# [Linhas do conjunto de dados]
• • • • • • •

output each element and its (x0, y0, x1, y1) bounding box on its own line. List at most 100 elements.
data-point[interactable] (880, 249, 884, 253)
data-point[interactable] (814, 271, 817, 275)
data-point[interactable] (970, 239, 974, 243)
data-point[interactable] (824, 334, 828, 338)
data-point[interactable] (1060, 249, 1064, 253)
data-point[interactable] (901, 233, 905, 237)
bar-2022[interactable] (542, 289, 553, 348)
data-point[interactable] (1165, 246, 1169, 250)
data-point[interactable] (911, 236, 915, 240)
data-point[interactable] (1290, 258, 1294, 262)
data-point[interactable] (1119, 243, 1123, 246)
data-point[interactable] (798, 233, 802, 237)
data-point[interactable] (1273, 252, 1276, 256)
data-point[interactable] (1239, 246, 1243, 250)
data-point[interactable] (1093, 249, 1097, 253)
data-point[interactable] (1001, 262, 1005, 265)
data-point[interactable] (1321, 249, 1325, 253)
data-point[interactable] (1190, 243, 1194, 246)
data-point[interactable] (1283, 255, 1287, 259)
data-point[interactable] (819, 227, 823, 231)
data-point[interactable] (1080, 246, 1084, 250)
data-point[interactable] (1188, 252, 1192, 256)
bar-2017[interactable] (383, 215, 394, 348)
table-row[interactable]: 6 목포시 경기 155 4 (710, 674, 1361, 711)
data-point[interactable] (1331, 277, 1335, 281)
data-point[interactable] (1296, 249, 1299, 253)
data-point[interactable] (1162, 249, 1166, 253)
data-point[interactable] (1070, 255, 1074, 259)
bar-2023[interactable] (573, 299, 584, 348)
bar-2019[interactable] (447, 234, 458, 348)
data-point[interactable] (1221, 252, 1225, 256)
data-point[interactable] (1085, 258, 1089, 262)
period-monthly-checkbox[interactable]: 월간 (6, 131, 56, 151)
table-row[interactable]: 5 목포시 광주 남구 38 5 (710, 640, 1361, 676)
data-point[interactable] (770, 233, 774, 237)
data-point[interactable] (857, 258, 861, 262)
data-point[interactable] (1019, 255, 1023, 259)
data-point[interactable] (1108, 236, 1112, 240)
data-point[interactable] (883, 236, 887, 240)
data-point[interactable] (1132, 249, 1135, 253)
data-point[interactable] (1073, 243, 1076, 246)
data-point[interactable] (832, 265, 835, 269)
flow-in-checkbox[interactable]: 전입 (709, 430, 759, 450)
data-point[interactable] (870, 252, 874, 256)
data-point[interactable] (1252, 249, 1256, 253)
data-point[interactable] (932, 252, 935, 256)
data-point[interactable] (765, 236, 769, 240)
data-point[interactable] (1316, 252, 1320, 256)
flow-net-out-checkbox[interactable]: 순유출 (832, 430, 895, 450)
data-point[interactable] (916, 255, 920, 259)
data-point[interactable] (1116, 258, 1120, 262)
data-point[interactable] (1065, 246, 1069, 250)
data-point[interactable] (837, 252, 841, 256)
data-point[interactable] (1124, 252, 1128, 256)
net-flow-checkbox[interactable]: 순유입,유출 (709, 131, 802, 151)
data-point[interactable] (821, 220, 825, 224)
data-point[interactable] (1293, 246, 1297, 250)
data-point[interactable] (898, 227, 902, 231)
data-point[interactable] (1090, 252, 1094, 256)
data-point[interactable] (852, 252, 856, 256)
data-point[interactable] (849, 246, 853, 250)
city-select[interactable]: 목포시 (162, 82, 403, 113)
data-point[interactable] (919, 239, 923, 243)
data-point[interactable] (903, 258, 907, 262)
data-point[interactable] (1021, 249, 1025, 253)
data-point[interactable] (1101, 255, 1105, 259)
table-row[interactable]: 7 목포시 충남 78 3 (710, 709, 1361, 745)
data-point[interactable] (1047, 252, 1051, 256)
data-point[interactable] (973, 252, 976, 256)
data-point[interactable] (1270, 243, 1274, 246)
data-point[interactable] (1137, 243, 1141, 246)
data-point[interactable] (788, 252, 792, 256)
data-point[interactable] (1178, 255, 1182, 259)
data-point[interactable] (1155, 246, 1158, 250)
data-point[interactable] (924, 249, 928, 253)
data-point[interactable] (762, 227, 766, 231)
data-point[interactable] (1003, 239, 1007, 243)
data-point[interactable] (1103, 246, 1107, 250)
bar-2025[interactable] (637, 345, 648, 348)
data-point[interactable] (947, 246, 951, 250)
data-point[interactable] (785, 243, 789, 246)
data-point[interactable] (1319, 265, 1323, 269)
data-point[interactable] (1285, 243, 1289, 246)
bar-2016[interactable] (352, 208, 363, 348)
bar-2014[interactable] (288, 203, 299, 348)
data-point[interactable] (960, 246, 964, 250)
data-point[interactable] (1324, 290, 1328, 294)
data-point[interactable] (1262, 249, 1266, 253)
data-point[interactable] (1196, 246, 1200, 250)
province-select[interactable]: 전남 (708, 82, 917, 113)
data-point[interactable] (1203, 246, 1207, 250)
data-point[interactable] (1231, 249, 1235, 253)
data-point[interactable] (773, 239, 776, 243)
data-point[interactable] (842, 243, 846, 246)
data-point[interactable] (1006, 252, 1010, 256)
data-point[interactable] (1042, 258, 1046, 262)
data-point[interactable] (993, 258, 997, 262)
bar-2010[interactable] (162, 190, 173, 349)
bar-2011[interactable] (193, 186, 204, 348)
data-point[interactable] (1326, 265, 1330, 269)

• • • • • • •

# [Exercício]
Reproduza fielmente todas as linhas dos registros acima, sem nenhuma alteração.

# [Resposta]
output each element and its (x0, y0, x1, y1) bounding box on its own line. List at most 100 elements.
data-point[interactable] (880, 249, 884, 253)
data-point[interactable] (814, 271, 817, 275)
data-point[interactable] (970, 239, 974, 243)
data-point[interactable] (824, 334, 828, 338)
data-point[interactable] (1060, 249, 1064, 253)
data-point[interactable] (901, 233, 905, 237)
bar-2022[interactable] (542, 289, 553, 348)
data-point[interactable] (1165, 246, 1169, 250)
data-point[interactable] (911, 236, 915, 240)
data-point[interactable] (1290, 258, 1294, 262)
data-point[interactable] (1119, 243, 1123, 246)
data-point[interactable] (798, 233, 802, 237)
data-point[interactable] (1273, 252, 1276, 256)
data-point[interactable] (1239, 246, 1243, 250)
data-point[interactable] (1093, 249, 1097, 253)
data-point[interactable] (1001, 262, 1005, 265)
data-point[interactable] (1321, 249, 1325, 253)
data-point[interactable] (1190, 243, 1194, 246)
data-point[interactable] (1283, 255, 1287, 259)
data-point[interactable] (819, 227, 823, 231)
data-point[interactable] (1080, 246, 1084, 250)
data-point[interactable] (1188, 252, 1192, 256)
bar-2017[interactable] (383, 215, 394, 348)
table-row[interactable]: 6 목포시 경기 155 4 (710, 674, 1361, 711)
data-point[interactable] (1331, 277, 1335, 281)
data-point[interactable] (1296, 249, 1299, 253)
data-point[interactable] (1162, 249, 1166, 253)
data-point[interactable] (1070, 255, 1074, 259)
bar-2023[interactable] (573, 299, 584, 348)
bar-2019[interactable] (447, 234, 458, 348)
data-point[interactable] (1221, 252, 1225, 256)
data-point[interactable] (1085, 258, 1089, 262)
period-monthly-checkbox[interactable]: 월간 (6, 131, 56, 151)
table-row[interactable]: 5 목포시 광주 남구 38 5 (710, 640, 1361, 676)
data-point[interactable] (770, 233, 774, 237)
data-point[interactable] (857, 258, 861, 262)
data-point[interactable] (1019, 255, 1023, 259)
data-point[interactable] (1108, 236, 1112, 240)
data-point[interactable] (883, 236, 887, 240)
data-point[interactable] (1132, 249, 1135, 253)
data-point[interactable] (1073, 243, 1076, 246)
data-point[interactable] (832, 265, 835, 269)
flow-in-checkbox[interactable]: 전입 (709, 430, 759, 450)
data-point[interactable] (870, 252, 874, 256)
data-point[interactable] (1252, 249, 1256, 253)
data-point[interactable] (932, 252, 935, 256)
data-point[interactable] (765, 236, 769, 240)
data-point[interactable] (1316, 252, 1320, 256)
flow-net-out-checkbox[interactable]: 순유출 (832, 430, 895, 450)
data-point[interactable] (916, 255, 920, 259)
data-point[interactable] (1116, 258, 1120, 262)
data-point[interactable] (1065, 246, 1069, 250)
data-point[interactable] (837, 252, 841, 256)
data-point[interactable] (1124, 252, 1128, 256)
net-flow-checkbox[interactable]: 순유입,유출 (709, 131, 802, 151)
data-point[interactable] (821, 220, 825, 224)
data-point[interactable] (1293, 246, 1297, 250)
data-point[interactable] (898, 227, 902, 231)
data-point[interactable] (1090, 252, 1094, 256)
data-point[interactable] (852, 252, 856, 256)
data-point[interactable] (849, 246, 853, 250)
city-select[interactable]: 목포시 (162, 82, 403, 113)
data-point[interactable] (919, 239, 923, 243)
data-point[interactable] (903, 258, 907, 262)
data-point[interactable] (1021, 249, 1025, 253)
data-point[interactable] (1101, 255, 1105, 259)
table-row[interactable]: 7 목포시 충남 78 3 (710, 709, 1361, 745)
data-point[interactable] (1047, 252, 1051, 256)
data-point[interactable] (973, 252, 976, 256)
data-point[interactable] (1270, 243, 1274, 246)
data-point[interactable] (1137, 243, 1141, 246)
data-point[interactable] (788, 252, 792, 256)
data-point[interactable] (1178, 255, 1182, 259)
data-point[interactable] (1155, 246, 1158, 250)
data-point[interactable] (924, 249, 928, 253)
data-point[interactable] (762, 227, 766, 231)
data-point[interactable] (1003, 239, 1007, 243)
data-point[interactable] (1103, 246, 1107, 250)
bar-2025[interactable] (637, 345, 648, 348)
data-point[interactable] (947, 246, 951, 250)
data-point[interactable] (785, 243, 789, 246)
data-point[interactable] (1319, 265, 1323, 269)
data-point[interactable] (1285, 243, 1289, 246)
bar-2016[interactable] (352, 208, 363, 348)
bar-2014[interactable] (288, 203, 299, 348)
data-point[interactable] (960, 246, 964, 250)
data-point[interactable] (1324, 290, 1328, 294)
data-point[interactable] (1262, 249, 1266, 253)
data-point[interactable] (1196, 246, 1200, 250)
province-select[interactable]: 전남 (708, 82, 917, 113)
data-point[interactable] (1203, 246, 1207, 250)
data-point[interactable] (1231, 249, 1235, 253)
data-point[interactable] (773, 239, 776, 243)
data-point[interactable] (842, 243, 846, 246)
data-point[interactable] (1006, 252, 1010, 256)
data-point[interactable] (1042, 258, 1046, 262)
data-point[interactable] (993, 258, 997, 262)
bar-2010[interactable] (162, 190, 173, 349)
bar-2011[interactable] (193, 186, 204, 348)
data-point[interactable] (1326, 265, 1330, 269)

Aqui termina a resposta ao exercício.